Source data
· · · ·

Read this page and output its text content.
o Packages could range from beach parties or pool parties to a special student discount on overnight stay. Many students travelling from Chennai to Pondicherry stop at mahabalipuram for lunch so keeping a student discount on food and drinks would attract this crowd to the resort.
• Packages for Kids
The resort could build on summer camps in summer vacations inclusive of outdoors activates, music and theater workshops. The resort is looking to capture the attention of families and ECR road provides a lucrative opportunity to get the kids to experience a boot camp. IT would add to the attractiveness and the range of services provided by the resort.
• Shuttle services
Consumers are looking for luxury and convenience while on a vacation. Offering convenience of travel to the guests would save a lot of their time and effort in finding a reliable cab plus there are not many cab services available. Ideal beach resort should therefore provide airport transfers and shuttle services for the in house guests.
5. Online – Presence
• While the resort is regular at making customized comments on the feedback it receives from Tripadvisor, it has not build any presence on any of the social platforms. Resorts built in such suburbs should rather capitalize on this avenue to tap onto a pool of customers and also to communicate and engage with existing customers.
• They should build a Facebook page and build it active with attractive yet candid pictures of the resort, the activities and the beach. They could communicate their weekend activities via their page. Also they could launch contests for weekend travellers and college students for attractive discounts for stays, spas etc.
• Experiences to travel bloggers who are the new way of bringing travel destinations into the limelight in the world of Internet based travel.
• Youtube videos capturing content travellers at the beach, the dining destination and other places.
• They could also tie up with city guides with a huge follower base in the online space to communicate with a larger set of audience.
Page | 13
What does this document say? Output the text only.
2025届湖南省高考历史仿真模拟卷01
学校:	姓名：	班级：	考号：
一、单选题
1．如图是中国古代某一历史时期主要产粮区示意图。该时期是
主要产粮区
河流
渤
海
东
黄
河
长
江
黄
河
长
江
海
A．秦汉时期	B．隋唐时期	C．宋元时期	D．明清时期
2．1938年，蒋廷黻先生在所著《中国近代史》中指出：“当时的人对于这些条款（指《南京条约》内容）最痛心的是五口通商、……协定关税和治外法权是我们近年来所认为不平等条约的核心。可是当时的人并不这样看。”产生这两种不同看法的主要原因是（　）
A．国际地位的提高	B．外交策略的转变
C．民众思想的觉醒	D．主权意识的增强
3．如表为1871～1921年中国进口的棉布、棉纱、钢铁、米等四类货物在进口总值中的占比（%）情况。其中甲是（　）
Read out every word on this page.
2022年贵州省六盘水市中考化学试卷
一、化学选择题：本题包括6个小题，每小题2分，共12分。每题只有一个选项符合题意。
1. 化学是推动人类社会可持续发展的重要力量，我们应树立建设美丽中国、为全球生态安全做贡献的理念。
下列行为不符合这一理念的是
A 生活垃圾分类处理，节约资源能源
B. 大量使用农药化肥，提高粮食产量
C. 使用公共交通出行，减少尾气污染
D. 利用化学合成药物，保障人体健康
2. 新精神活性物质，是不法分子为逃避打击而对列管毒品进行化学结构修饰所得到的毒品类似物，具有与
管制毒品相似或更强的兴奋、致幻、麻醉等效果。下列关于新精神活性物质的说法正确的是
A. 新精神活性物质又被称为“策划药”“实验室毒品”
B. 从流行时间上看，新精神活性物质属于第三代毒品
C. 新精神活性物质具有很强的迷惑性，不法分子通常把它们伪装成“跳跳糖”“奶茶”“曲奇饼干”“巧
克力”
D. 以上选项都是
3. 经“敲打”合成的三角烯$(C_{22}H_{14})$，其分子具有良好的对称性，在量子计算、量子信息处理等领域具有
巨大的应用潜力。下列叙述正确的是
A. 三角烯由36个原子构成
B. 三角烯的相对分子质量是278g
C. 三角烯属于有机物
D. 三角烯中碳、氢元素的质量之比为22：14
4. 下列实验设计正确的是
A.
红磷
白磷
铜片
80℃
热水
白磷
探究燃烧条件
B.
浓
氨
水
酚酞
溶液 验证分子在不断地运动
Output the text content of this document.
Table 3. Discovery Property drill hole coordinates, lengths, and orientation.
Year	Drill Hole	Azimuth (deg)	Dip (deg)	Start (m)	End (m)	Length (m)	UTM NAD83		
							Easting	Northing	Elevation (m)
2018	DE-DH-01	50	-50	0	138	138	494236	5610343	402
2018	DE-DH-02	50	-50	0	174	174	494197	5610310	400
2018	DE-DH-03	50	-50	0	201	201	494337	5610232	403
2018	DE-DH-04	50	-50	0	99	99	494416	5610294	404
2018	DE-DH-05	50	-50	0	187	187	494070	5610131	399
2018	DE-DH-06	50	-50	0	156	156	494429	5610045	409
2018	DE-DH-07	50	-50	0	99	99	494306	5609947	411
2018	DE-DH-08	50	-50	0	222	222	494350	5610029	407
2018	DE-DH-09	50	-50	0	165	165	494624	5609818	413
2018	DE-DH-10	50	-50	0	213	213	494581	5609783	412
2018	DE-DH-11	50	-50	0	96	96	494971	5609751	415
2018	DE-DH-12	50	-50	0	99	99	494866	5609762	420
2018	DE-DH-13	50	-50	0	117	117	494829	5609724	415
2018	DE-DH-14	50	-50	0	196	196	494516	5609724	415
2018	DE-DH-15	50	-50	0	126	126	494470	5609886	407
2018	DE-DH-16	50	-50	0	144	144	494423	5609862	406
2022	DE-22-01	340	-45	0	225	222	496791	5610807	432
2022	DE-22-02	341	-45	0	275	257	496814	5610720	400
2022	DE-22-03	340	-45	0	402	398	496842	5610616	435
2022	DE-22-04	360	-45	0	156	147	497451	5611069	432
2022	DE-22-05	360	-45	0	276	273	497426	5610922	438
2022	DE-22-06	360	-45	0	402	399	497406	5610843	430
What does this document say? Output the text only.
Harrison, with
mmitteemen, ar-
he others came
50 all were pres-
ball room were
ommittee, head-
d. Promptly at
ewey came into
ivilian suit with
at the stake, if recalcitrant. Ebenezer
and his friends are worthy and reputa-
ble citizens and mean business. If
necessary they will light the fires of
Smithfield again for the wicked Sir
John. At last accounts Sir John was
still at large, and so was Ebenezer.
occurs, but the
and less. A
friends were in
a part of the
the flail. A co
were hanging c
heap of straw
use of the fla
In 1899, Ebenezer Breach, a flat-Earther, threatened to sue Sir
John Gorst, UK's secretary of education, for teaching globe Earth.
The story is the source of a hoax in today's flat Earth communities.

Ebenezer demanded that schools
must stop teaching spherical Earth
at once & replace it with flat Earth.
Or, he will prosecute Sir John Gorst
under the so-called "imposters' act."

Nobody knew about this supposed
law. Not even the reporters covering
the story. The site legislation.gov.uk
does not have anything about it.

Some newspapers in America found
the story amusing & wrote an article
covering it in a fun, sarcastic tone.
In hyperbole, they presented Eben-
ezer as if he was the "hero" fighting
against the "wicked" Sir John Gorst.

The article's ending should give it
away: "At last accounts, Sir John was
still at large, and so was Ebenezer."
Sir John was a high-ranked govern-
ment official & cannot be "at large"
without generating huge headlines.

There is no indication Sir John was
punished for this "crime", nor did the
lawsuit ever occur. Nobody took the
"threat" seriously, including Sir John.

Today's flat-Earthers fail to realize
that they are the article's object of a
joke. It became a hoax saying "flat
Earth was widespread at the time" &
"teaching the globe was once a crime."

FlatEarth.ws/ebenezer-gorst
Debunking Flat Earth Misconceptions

· · · ·

Above are the records; retype every one exactly.

Task result:
Read this page and output its text content.
o Packages could range from beach parties or pool parties to a special student discount on overnight stay. Many students travelling from Chennai to Pondicherry stop at mahabalipuram for lunch so keeping a student discount on food and drinks would attract this crowd to the resort.
• Packages for Kids
The resort could build on summer camps in summer vacations inclusive of outdoors activates, music and theater workshops. The resort is looking to capture the attention of families and ECR road provides a lucrative opportunity to get the kids to experience a boot camp. IT would add to the attractiveness and the range of services provided by the resort.
• Shuttle services
Consumers are looking for luxury and convenience while on a vacation. Offering convenience of travel to the guests would save a lot of their time and effort in finding a reliable cab plus there are not many cab services available. Ideal beach resort should therefore provide airport transfers and shuttle services for the in house guests.
5. Online – Presence
• While the resort is regular at making customized comments on the feedback it receives from Tripadvisor, it has not build any presence on any of the social platforms. Resorts built in such suburbs should rather capitalize on this avenue to tap onto a pool of customers and also to communicate and engage with existing customers.
• They should build a Facebook page and build it active with attractive yet candid pictures of the resort, the activities and the beach. They could communicate their weekend activities via their page. Also they could launch contests for weekend travellers and college students for attractive discounts for stays, spas etc.
• Experiences to travel bloggers who are the new way of bringing travel destinations into the limelight in the world of Internet based travel.
• Youtube videos capturing content travellers at the beach, the dining destination and other places.
• They could also tie up with city guides with a huge follower base in the online space to communicate with a larger set of audience.
Page | 13
What does this document say? Output the text only.
2025届湖南省高考历史仿真模拟卷01
学校:	姓名：	班级：	考号：
一、单选题
1．如图是中国古代某一历史时期主要产粮区示意图。该时期是
主要产粮区
河流
渤
海
东
黄
河
长
江
黄
河
长
江
海
A．秦汉时期	B．隋唐时期	C．宋元时期	D．明清时期
2．1938年，蒋廷黻先生在所著《中国近代史》中指出：“当时的人对于这些条款（指《南京条约》内容）最痛心的是五口通商、……协定关税和治外法权是我们近年来所认为不平等条约的核心。可是当时的人并不这样看。”产生这两种不同看法的主要原因是（　）
A．国际地位的提高	B．外交策略的转变
C．民众思想的觉醒	D．主权意识的增强
3．如表为1871～1921年中国进口的棉布、棉纱、钢铁、米等四类货物在进口总值中的占比（%）情况。其中甲是（　）
Read out every word on this page.
2022年贵州省六盘水市中考化学试卷
一、化学选择题：本题包括6个小题，每小题2分，共12分。每题只有一个选项符合题意。
1. 化学是推动人类社会可持续发展的重要力量，我们应树立建设美丽中国、为全球生态安全做贡献的理念。
下列行为不符合这一理念的是
A 生活垃圾分类处理，节约资源能源
B. 大量使用农药化肥，提高粮食产量
C. 使用公共交通出行，减少尾气污染
D. 利用化学合成药物，保障人体健康
2. 新精神活性物质，是不法分子为逃避打击而对列管毒品进行化学结构修饰所得到的毒品类似物，具有与
管制毒品相似或更强的兴奋、致幻、麻醉等效果。下列关于新精神活性物质的说法正确的是
A. 新精神活性物质又被称为“策划药”“实验室毒品”
B. 从流行时间上看，新精神活性物质属于第三代毒品
C. 新精神活性物质具有很强的迷惑性，不法分子通常把它们伪装成“跳跳糖”“奶茶”“曲奇饼干”“巧
克力”
D. 以上选项都是
3. 经“敲打”合成的三角烯$(C_{22}H_{14})$，其分子具有良好的对称性，在量子计算、量子信息处理等领域具有
巨大的应用潜力。下列叙述正确的是
A. 三角烯由36个原子构成
B. 三角烯的相对分子质量是278g
C. 三角烯属于有机物
D. 三角烯中碳、氢元素的质量之比为22：14
4. 下列实验设计正确的是
A.
红磷
白磷
铜片
80℃
热水
白磷
探究燃烧条件
B.
浓
氨
水
酚酞
溶液 验证分子在不断地运动
Output the text content of this document.
Table 3. Discovery Property drill hole coordinates, lengths, and orientation.
Year	Drill Hole	Azimuth (deg)	Dip (deg)	Start (m)	End (m)	Length (m)	UTM NAD83		
							Easting	Northing	Elevation (m)
2018	DE-DH-01	50	-50	0	138	138	494236	5610343	402
2018	DE-DH-02	50	-50	0	174	174	494197	5610310	400
2018	DE-DH-03	50	-50	0	201	201	494337	5610232	403
2018	DE-DH-04	50	-50	0	99	99	494416	5610294	404
2018	DE-DH-05	50	-50	0	187	187	494070	5610131	399
2018	DE-DH-06	50	-50	0	156	156	494429	5610045	409
2018	DE-DH-07	50	-50	0	99	99	494306	5609947	411
2018	DE-DH-08	50	-50	0	222	222	494350	5610029	407
2018	DE-DH-09	50	-50	0	165	165	494624	5609818	413
2018	DE-DH-10	50	-50	0	213	213	494581	5609783	412
2018	DE-DH-11	50	-50	0	96	96	494971	5609751	415
2018	DE-DH-12	50	-50	0	99	99	494866	5609762	420
2018	DE-DH-13	50	-50	0	117	117	494829	5609724	415
2018	DE-DH-14	50	-50	0	196	196	494516	5609724	415
2018	DE-DH-15	50	-50	0	126	126	494470	5609886	407
2018	DE-DH-16	50	-50	0	144	144	494423	5609862	406
2022	DE-22-01	340	-45	0	225	222	496791	5610807	432
2022	DE-22-02	341	-45	0	275	257	496814	5610720	400
2022	DE-22-03	340	-45	0	402	398	496842	5610616	435
2022	DE-22-04	360	-45	0	156	147	497451	5611069	432
2022	DE-22-05	360	-45	0	276	273	497426	5610922	438
2022	DE-22-06	360	-45	0	402	399	497406	5610843	430
What does this document say? Output the text only.
Harrison, with
mmitteemen, ar-
he others came
50 all were pres-
ball room were
ommittee, head-
d. Promptly at
ewey came into
ivilian suit with
at the stake, if recalcitrant. Ebenezer
and his friends are worthy and reputa-
ble citizens and mean business. If
necessary they will light the fires of
Smithfield again for the wicked Sir
John. At last accounts Sir John was
still at large, and so was Ebenezer.
occurs, but the
and less. A
friends were in
a part of the
the flail. A co
were hanging c
heap of straw
use of the fla
In 1899, Ebenezer Breach, a flat-Earther, threatened to sue Sir
John Gorst, UK's secretary of education, for teaching globe Earth.
The story is the source of a hoax in today's flat Earth communities.

Ebenezer demanded that schools
must stop teaching spherical Earth
at once & replace it with flat Earth.
Or, he will prosecute Sir John Gorst
under the so-called "imposters' act."

Nobody knew about this supposed
law. Not even the reporters covering
the story. The site legislation.gov.uk
does not have anything about it.

Some newspapers in America found
the story amusing & wrote an article
covering it in a fun, sarcastic tone.
In hyperbole, they presented Eben-
ezer as if he was the "hero" fighting
against the "wicked" Sir John Gorst.

The article's ending should give it
away: "At last accounts, Sir John was
still at large, and so was Ebenezer."
Sir John was a high-ranked govern-
ment official & cannot be "at large"
without generating huge headlines.

There is no indication Sir John was
punished for this "crime", nor did the
lawsuit ever occur. Nobody took the
"threat" seriously, including Sir John.

Today's flat-Earthers fail to realize
that they are the article's object of a
joke. It became a hoax saying "flat
Earth was widespread at the time" &
"teaching the globe was once a crime."

FlatEarth.ws/ebenezer-gorst
Debunking Flat Earth Misconceptions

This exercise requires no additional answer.